Repeat all of the data precisely.

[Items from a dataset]
※
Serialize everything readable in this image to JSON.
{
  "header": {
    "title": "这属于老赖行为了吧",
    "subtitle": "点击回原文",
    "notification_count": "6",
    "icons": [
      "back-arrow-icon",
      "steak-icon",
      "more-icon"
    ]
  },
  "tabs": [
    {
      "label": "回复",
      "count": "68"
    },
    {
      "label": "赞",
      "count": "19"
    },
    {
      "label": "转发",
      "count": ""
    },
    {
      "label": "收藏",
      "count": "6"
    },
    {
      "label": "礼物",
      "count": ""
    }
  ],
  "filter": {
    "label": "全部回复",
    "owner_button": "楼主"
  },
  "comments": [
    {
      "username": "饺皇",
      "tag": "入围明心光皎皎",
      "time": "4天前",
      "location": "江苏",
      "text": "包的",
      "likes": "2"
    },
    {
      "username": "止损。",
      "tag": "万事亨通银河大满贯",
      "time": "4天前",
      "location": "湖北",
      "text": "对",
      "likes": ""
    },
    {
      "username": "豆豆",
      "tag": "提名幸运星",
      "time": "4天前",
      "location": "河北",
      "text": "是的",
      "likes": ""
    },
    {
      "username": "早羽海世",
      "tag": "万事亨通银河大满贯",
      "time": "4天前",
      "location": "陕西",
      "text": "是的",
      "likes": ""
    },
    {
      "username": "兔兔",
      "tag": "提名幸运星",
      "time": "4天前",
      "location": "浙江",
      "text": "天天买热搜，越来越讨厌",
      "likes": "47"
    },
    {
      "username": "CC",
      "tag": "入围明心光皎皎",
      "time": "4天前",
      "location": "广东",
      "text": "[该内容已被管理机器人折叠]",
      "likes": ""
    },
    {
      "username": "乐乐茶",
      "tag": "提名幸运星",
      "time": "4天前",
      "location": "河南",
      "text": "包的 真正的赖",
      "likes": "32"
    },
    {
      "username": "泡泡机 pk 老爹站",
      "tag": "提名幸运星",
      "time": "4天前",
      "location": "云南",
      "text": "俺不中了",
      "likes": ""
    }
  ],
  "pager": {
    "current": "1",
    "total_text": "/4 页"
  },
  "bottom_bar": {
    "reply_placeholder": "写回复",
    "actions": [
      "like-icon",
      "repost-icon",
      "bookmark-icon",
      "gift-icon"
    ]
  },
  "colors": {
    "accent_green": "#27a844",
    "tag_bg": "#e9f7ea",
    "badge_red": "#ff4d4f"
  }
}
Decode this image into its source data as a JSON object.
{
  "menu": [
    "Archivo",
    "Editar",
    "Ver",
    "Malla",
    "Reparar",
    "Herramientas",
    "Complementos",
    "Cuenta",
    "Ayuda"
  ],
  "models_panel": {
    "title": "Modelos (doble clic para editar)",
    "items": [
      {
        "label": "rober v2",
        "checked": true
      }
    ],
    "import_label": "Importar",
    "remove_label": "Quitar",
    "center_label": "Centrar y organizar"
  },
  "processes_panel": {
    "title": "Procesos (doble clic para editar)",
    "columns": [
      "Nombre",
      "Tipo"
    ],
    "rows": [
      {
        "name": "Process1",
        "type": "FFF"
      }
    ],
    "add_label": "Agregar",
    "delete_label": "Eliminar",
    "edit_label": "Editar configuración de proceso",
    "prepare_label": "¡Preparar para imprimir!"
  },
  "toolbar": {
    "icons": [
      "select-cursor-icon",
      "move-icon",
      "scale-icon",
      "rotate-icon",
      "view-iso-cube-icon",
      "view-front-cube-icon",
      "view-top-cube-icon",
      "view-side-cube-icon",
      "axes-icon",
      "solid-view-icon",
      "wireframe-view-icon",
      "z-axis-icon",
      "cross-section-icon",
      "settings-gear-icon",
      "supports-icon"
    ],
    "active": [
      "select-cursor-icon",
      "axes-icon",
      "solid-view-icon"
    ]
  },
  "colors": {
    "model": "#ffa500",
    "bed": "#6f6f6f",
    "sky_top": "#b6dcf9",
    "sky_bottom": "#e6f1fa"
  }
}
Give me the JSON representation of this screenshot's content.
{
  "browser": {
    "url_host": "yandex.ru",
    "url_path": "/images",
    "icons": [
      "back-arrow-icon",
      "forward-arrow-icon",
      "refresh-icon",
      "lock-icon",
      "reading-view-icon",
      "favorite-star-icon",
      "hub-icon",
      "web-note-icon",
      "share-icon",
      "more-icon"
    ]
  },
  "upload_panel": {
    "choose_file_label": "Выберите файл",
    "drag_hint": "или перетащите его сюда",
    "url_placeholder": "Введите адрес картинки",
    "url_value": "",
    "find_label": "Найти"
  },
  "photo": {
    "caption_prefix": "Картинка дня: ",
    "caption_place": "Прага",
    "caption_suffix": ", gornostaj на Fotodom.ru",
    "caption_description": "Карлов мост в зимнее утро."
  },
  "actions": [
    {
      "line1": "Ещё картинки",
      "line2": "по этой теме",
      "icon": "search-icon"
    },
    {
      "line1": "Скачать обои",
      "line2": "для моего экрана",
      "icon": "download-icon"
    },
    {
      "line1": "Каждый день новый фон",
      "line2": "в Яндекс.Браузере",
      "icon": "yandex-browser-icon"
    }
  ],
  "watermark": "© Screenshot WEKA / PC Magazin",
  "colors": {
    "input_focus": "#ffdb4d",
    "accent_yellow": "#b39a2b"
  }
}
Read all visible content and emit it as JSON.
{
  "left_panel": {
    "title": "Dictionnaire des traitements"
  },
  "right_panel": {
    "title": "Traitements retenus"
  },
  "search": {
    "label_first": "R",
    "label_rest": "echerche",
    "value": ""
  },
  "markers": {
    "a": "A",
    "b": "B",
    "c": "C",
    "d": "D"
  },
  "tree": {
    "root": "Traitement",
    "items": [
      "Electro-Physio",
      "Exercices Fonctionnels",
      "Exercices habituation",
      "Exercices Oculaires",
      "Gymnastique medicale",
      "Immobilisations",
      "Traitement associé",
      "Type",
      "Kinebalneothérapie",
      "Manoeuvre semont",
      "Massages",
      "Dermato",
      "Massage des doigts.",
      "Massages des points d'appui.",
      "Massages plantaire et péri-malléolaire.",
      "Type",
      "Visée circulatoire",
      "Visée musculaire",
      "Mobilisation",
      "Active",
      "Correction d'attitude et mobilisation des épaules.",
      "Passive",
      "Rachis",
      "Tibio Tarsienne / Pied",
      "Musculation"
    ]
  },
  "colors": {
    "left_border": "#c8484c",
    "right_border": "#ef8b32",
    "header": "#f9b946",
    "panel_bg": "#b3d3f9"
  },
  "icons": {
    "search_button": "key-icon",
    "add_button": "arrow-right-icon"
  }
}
※
* **Solved exercise**:
Serialize everything readable in this image to JSON.
{
  "header": {
    "title": "这属于老赖行为了吧",
    "subtitle": "点击回原文",
    "notification_count": "6",
    "icons": [
      "back-arrow-icon",
      "steak-icon",
      "more-icon"
    ]
  },
  "tabs": [
    {
      "label": "回复",
      "count": "68"
    },
    {
      "label": "赞",
      "count": "19"
    },
    {
      "label": "转发",
      "count": ""
    },
    {
      "label": "收藏",
      "count": "6"
    },
    {
      "label": "礼物",
      "count": ""
    }
  ],
  "filter": {
    "label": "全部回复",
    "owner_button": "楼主"
  },
  "comments": [
    {
      "username": "饺皇",
      "tag": "入围明心光皎皎",
      "time": "4天前",
      "location": "江苏",
      "text": "包的",
      "likes": "2"
    },
    {
      "username": "止损。",
      "tag": "万事亨通银河大满贯",
      "time": "4天前",
      "location": "湖北",
      "text": "对",
      "likes": ""
    },
    {
      "username": "豆豆",
      "tag": "提名幸运星",
      "time": "4天前",
      "location": "河北",
      "text": "是的",
      "likes": ""
    },
    {
      "username": "早羽海世",
      "tag": "万事亨通银河大满贯",
      "time": "4天前",
      "location": "陕西",
      "text": "是的",
      "likes": ""
    },
    {
      "username": "兔兔",
      "tag": "提名幸运星",
      "time": "4天前",
      "location": "浙江",
      "text": "天天买热搜，越来越讨厌",
      "likes": "47"
    },
    {
      "username": "CC",
      "tag": "入围明心光皎皎",
      "time": "4天前",
      "location": "广东",
      "text": "[该内容已被管理机器人折叠]",
      "likes": ""
    },
    {
      "username": "乐乐茶",
      "tag": "提名幸运星",
      "time": "4天前",
      "location": "河南",
      "text": "包的 真正的赖",
      "likes": "32"
    },
    {
      "username": "泡泡机 pk 老爹站",
      "tag": "提名幸运星",
      "time": "4天前",
      "location": "云南",
      "text": "俺不中了",
      "likes": ""
    }
  ],
  "pager": {
    "current": "1",
    "total_text": "/4 页"
  },
  "bottom_bar": {
    "reply_placeholder": "写回复",
    "actions": [
      "like-icon",
      "repost-icon",
      "bookmark-icon",
      "gift-icon"
    ]
  },
  "colors": {
    "accent_green": "#27a844",
    "tag_bg": "#e9f7ea",
    "badge_red": "#ff4d4f"
  }
}
Decode this image into its source data as a JSON object.
{
  "menu": [
    "Archivo",
    "Editar",
    "Ver",
    "Malla",
    "Reparar",
    "Herramientas",
    "Complementos",
    "Cuenta",
    "Ayuda"
  ],
  "models_panel": {
    "title": "Modelos (doble clic para editar)",
    "items": [
      {
        "label": "rober v2",
        "checked": true
      }
    ],
    "import_label": "Importar",
    "remove_label": "Quitar",
    "center_label": "Centrar y organizar"
  },
  "processes_panel": {
    "title": "Procesos (doble clic para editar)",
    "columns": [
      "Nombre",
      "Tipo"
    ],
    "rows": [
      {
        "name": "Process1",
        "type": "FFF"
      }
    ],
    "add_label": "Agregar",
    "delete_label": "Eliminar",
    "edit_label": "Editar configuración de proceso",
    "prepare_label": "¡Preparar para imprimir!"
  },
  "toolbar": {
    "icons": [
      "select-cursor-icon",
      "move-icon",
      "scale-icon",
      "rotate-icon",
      "view-iso-cube-icon",
      "view-front-cube-icon",
      "view-top-cube-icon",
      "view-side-cube-icon",
      "axes-icon",
      "solid-view-icon",
      "wireframe-view-icon",
      "z-axis-icon",
      "cross-section-icon",
      "settings-gear-icon",
      "supports-icon"
    ],
    "active": [
      "select-cursor-icon",
      "axes-icon",
      "solid-view-icon"
    ]
  },
  "colors": {
    "model": "#ffa500",
    "bed": "#6f6f6f",
    "sky_top": "#b6dcf9",
    "sky_bottom": "#e6f1fa"
  }
}
Give me the JSON representation of this screenshot's content.
{
  "browser": {
    "url_host": "yandex.ru",
    "url_path": "/images",
    "icons": [
      "back-arrow-icon",
      "forward-arrow-icon",
      "refresh-icon",
      "lock-icon",
      "reading-view-icon",
      "favorite-star-icon",
      "hub-icon",
      "web-note-icon",
      "share-icon",
      "more-icon"
    ]
  },
  "upload_panel": {
    "choose_file_label": "Выберите файл",
    "drag_hint": "или перетащите его сюда",
    "url_placeholder": "Введите адрес картинки",
    "url_value": "",
    "find_label": "Найти"
  },
  "photo": {
    "caption_prefix": "Картинка дня: ",
    "caption_place": "Прага",
    "caption_suffix": ", gornostaj на Fotodom.ru",
    "caption_description": "Карлов мост в зимнее утро."
  },
  "actions": [
    {
      "line1": "Ещё картинки",
      "line2": "по этой теме",
      "icon": "search-icon"
    },
    {
      "line1": "Скачать обои",
      "line2": "для моего экрана",
      "icon": "download-icon"
    },
    {
      "line1": "Каждый день новый фон",
      "line2": "в Яндекс.Браузере",
      "icon": "yandex-browser-icon"
    }
  ],
  "watermark": "© Screenshot WEKA / PC Magazin",
  "colors": {
    "input_focus": "#ffdb4d",
    "accent_yellow": "#b39a2b"
  }
}
Read all visible content and emit it as JSON.
{
  "left_panel": {
    "title": "Dictionnaire des traitements"
  },
  "right_panel": {
    "title": "Traitements retenus"
  },
  "search": {
    "label_first": "R",
    "label_rest": "echerche",
    "value": ""
  },
  "markers": {
    "a": "A",
    "b": "B",
    "c": "C",
    "d": "D"
  },
  "tree": {
    "root": "Traitement",
    "items": [
      "Electro-Physio",
      "Exercices Fonctionnels",
      "Exercices habituation",
      "Exercices Oculaires",
      "Gymnastique medicale",
      "Immobilisations",
      "Traitement associé",
      "Type",
      "Kinebalneothérapie",
      "Manoeuvre semont",
      "Massages",
      "Dermato",
      "Massage des doigts.",
      "Massages des points d'appui.",
      "Massages plantaire et péri-malléolaire.",
      "Type",
      "Visée circulatoire",
      "Visée musculaire",
      "Mobilisation",
      "Active",
      "Correction d'attitude et mobilisation des épaules.",
      "Passive",
      "Rachis",
      "Tibio Tarsienne / Pied",
      "Musculation"
    ]
  },
  "colors": {
    "left_border": "#c8484c",
    "right_border": "#ef8b32",
    "header": "#f9b946",
    "panel_bg": "#b3d3f9"
  },
  "icons": {
    "search_button": "key-icon",
    "add_button": "arrow-right-icon"
  }
}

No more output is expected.